▸ Goal: Copy the records verbatim, starting with the line that contains "List all visible" and going on through the line that contains "y-axis-label: Y Error", leaving out the pictures.

##### Supplied records

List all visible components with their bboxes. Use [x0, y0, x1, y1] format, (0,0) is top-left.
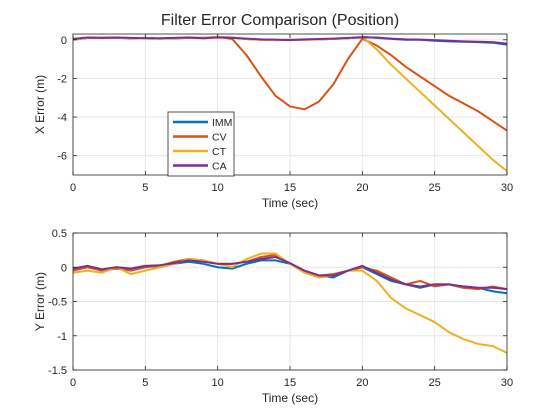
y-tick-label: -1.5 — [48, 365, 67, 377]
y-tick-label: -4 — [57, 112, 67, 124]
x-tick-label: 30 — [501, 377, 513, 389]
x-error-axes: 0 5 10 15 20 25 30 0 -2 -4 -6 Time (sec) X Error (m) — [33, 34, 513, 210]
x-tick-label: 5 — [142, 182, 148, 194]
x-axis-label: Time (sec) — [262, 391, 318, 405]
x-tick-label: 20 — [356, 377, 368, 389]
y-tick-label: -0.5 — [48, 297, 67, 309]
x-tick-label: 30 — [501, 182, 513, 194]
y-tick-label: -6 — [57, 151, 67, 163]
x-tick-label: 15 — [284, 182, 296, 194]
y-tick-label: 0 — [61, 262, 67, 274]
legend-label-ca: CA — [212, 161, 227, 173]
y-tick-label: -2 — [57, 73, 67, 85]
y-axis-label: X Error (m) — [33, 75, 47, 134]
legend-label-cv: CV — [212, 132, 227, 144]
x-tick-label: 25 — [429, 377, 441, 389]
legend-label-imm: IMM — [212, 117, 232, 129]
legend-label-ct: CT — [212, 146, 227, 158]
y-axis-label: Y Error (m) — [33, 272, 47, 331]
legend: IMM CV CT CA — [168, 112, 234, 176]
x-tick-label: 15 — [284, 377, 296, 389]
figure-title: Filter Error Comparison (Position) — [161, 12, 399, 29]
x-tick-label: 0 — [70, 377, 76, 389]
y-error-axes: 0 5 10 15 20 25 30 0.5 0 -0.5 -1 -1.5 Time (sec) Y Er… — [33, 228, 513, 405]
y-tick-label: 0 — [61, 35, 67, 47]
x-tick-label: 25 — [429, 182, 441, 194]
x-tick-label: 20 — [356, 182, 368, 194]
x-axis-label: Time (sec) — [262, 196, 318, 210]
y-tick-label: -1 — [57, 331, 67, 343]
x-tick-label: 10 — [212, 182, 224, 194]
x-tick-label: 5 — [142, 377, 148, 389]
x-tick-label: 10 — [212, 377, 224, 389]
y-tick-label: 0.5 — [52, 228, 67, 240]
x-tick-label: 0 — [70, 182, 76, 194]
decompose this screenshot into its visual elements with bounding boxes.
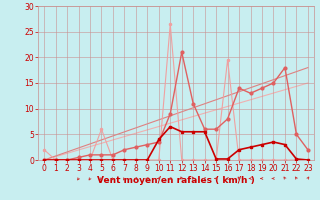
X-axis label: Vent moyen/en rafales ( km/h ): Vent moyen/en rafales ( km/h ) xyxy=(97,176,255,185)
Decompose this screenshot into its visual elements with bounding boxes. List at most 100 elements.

##########
##### Supplied records

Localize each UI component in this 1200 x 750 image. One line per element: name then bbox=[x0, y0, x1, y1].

##########

▸ The result:
List all visible components with their bboxes. Use [x0, y0, x1, y1] format, (0,0) is top-left.
y-tick-label: -1.5 — [48, 365, 67, 377]
y-tick-label: -4 — [57, 112, 67, 124]
x-tick-label: 30 — [501, 377, 513, 389]
x-error-axes: 0 5 10 15 20 25 30 0 -2 -4 -6 Time (sec) X Error (m) — [33, 34, 513, 210]
x-tick-label: 5 — [142, 182, 148, 194]
x-axis-label: Time (sec) — [262, 391, 318, 405]
x-tick-label: 20 — [356, 377, 368, 389]
y-tick-label: -0.5 — [48, 297, 67, 309]
x-tick-label: 30 — [501, 182, 513, 194]
y-tick-label: -6 — [57, 151, 67, 163]
x-tick-label: 15 — [284, 182, 296, 194]
y-tick-label: 0 — [61, 262, 67, 274]
legend-label-ca: CA — [212, 161, 227, 173]
y-tick-label: -2 — [57, 73, 67, 85]
y-axis-label: X Error (m) — [33, 75, 47, 134]
legend-label-cv: CV — [212, 132, 227, 144]
x-tick-label: 25 — [429, 377, 441, 389]
legend-label-imm: IMM — [212, 117, 232, 129]
legend-label-ct: CT — [212, 146, 227, 158]
y-axis-label: Y Error (m) — [33, 272, 47, 331]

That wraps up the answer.